> [WORK TO COMPLETE]: Report the number of lines in these entries that contain "kxkt". Write only the number.
— Start of EXTRACTED DATA —
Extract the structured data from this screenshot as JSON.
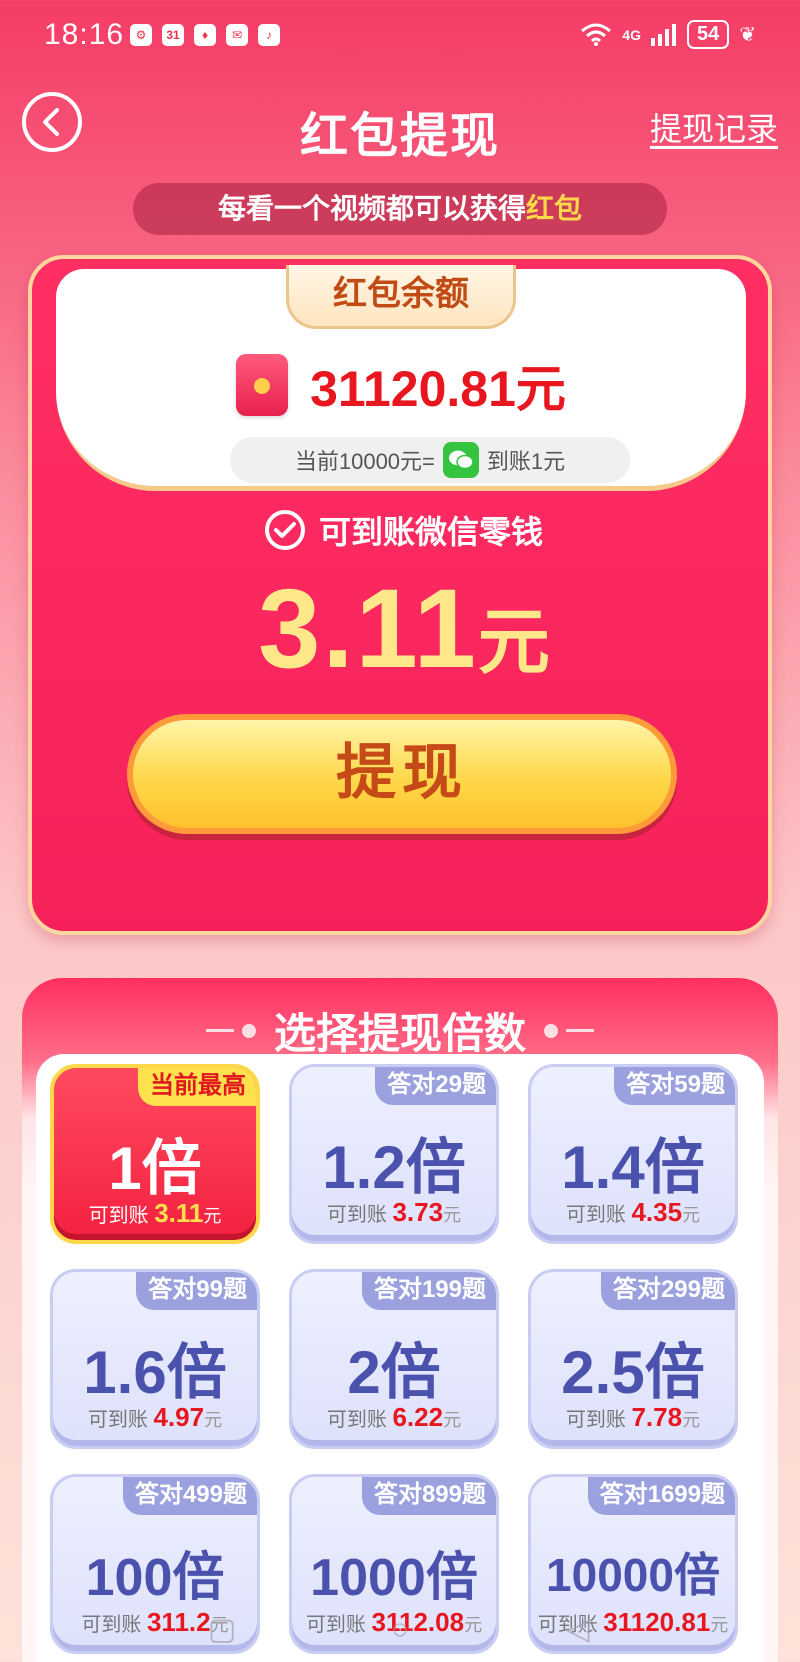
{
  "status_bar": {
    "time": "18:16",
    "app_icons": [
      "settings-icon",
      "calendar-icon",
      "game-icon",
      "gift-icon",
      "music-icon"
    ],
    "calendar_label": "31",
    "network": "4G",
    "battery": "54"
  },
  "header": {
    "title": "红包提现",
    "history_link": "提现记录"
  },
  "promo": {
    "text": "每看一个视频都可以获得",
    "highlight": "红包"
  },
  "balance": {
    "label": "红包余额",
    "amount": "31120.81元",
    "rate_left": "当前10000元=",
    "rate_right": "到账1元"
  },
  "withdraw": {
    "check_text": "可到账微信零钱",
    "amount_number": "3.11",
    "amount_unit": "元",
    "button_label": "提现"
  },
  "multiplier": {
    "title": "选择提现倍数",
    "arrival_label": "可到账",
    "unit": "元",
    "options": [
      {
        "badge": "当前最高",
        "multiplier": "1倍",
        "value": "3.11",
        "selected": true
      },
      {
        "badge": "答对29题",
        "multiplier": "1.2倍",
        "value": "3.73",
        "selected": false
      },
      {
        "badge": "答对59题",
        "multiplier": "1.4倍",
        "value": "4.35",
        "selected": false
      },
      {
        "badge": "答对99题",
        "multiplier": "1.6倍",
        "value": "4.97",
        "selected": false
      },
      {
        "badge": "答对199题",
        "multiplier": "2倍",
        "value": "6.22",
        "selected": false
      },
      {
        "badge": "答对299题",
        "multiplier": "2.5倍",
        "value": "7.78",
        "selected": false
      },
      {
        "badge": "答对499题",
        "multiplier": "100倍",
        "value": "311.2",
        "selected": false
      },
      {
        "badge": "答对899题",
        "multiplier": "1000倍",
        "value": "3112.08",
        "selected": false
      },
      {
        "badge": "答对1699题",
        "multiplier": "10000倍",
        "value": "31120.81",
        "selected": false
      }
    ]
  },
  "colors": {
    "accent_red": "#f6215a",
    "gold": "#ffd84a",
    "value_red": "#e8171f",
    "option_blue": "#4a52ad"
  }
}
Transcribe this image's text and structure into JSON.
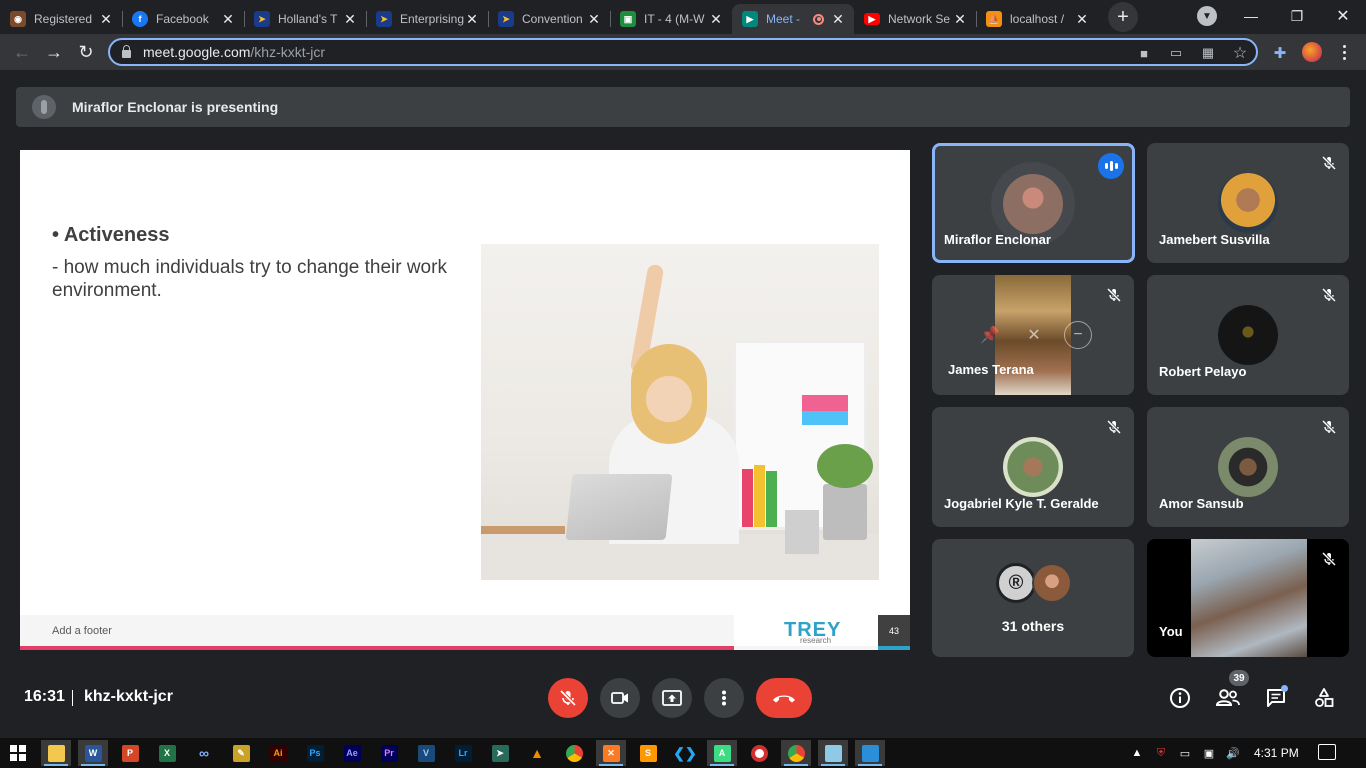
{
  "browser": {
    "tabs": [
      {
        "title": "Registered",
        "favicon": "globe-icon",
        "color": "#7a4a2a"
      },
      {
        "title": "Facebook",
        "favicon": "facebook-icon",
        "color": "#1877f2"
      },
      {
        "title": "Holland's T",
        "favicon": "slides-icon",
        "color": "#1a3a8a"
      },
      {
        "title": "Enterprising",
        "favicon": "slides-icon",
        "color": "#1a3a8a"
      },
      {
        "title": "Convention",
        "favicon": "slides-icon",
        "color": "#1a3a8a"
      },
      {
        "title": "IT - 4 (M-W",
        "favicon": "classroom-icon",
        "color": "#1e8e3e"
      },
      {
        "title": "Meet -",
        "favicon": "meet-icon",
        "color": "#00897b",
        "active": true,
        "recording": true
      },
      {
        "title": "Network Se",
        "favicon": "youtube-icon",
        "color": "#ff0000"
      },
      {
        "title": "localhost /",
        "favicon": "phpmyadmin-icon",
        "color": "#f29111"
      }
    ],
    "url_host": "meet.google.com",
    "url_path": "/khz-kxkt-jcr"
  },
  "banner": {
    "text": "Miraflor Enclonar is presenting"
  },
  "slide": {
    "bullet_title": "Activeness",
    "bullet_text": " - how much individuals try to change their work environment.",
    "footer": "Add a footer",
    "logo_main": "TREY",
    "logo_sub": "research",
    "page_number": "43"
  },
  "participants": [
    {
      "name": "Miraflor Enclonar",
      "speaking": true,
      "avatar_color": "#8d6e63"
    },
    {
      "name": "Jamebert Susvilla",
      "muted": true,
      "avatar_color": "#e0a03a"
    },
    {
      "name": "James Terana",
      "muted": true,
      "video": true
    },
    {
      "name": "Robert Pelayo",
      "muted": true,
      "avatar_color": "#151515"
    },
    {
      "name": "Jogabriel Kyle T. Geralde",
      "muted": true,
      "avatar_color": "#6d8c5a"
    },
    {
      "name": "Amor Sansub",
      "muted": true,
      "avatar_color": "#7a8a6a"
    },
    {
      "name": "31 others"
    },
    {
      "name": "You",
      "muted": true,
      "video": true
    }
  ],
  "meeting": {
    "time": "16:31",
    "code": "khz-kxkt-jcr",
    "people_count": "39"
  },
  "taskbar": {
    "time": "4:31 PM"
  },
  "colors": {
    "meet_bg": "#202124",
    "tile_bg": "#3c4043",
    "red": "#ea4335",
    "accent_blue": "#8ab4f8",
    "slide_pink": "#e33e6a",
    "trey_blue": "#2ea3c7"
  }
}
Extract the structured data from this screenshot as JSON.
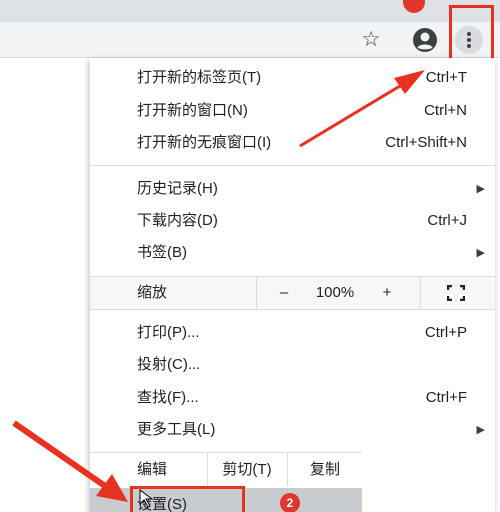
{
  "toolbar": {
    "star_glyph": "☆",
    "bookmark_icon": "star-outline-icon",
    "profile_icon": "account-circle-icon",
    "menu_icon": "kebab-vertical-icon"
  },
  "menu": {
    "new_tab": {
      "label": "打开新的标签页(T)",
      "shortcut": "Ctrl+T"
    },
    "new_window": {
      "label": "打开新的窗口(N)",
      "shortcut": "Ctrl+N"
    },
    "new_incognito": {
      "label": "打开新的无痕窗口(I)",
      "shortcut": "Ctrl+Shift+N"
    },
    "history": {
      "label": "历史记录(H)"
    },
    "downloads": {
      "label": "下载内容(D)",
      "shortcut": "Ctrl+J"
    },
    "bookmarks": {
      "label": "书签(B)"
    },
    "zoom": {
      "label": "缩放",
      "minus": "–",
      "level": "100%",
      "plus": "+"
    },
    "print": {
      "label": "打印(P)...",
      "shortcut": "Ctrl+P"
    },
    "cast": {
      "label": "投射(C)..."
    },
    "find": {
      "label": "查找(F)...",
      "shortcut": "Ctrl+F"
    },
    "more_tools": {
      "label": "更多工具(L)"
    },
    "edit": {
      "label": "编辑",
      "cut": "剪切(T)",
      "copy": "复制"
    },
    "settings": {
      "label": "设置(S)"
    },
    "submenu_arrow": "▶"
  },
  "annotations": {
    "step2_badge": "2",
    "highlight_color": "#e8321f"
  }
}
— End of EXTRACTED DATA —
> [FULL SOLUTION]: 2